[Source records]
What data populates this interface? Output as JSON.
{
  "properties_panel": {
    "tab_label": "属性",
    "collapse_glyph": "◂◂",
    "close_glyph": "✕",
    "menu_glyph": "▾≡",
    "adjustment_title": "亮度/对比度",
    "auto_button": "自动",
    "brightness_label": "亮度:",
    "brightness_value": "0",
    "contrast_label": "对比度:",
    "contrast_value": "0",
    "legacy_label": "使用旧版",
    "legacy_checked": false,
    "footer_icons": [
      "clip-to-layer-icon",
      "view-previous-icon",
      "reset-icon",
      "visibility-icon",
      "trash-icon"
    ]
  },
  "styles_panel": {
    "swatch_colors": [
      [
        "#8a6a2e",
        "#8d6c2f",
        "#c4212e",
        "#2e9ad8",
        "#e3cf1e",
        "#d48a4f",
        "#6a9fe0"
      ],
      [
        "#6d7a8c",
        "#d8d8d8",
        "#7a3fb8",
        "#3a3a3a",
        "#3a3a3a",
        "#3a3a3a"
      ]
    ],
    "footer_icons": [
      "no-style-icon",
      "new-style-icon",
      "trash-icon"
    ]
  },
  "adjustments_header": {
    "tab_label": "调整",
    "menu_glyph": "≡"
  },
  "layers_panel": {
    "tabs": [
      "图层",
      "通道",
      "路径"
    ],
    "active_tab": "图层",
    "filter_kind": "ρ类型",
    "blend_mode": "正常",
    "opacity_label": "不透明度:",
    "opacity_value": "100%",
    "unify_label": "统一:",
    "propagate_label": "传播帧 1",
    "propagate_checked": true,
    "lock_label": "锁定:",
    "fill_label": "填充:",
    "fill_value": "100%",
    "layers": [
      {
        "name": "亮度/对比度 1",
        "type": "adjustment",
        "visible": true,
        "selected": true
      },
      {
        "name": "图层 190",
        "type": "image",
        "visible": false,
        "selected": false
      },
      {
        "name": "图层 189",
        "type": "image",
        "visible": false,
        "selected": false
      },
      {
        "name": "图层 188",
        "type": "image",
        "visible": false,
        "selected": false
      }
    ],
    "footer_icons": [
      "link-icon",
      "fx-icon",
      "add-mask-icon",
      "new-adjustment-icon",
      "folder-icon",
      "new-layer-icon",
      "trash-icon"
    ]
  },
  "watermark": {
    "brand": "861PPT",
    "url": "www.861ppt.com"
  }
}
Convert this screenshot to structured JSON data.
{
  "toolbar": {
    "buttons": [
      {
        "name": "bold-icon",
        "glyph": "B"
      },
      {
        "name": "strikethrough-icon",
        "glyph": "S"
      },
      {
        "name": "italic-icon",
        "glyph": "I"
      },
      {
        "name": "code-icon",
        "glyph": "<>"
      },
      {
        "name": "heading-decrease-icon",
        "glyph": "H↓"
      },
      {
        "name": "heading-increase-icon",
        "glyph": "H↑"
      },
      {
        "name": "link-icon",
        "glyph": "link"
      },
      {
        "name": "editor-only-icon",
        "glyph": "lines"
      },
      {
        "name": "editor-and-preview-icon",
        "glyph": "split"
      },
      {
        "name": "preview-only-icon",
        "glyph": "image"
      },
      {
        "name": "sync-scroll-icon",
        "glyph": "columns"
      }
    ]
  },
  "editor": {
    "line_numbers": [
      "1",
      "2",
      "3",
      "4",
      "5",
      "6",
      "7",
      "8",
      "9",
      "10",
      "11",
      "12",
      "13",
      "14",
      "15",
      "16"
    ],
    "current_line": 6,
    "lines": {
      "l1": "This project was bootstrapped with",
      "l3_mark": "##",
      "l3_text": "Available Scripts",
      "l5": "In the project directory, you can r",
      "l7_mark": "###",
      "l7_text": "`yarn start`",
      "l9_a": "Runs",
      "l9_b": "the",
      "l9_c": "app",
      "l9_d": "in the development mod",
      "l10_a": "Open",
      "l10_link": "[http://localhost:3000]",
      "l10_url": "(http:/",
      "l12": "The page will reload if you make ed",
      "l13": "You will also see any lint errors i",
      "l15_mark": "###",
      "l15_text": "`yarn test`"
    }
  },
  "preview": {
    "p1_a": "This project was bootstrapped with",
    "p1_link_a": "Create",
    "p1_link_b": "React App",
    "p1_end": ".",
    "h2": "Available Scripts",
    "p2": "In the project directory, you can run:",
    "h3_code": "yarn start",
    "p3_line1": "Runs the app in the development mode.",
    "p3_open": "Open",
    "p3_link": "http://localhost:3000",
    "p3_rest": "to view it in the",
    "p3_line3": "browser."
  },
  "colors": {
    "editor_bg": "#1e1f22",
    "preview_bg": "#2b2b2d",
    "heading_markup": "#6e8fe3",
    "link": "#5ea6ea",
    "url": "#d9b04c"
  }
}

Work required => Give the number of lines in the entries that hold the word "localhost", and nothing else.

Result for this exercise => 2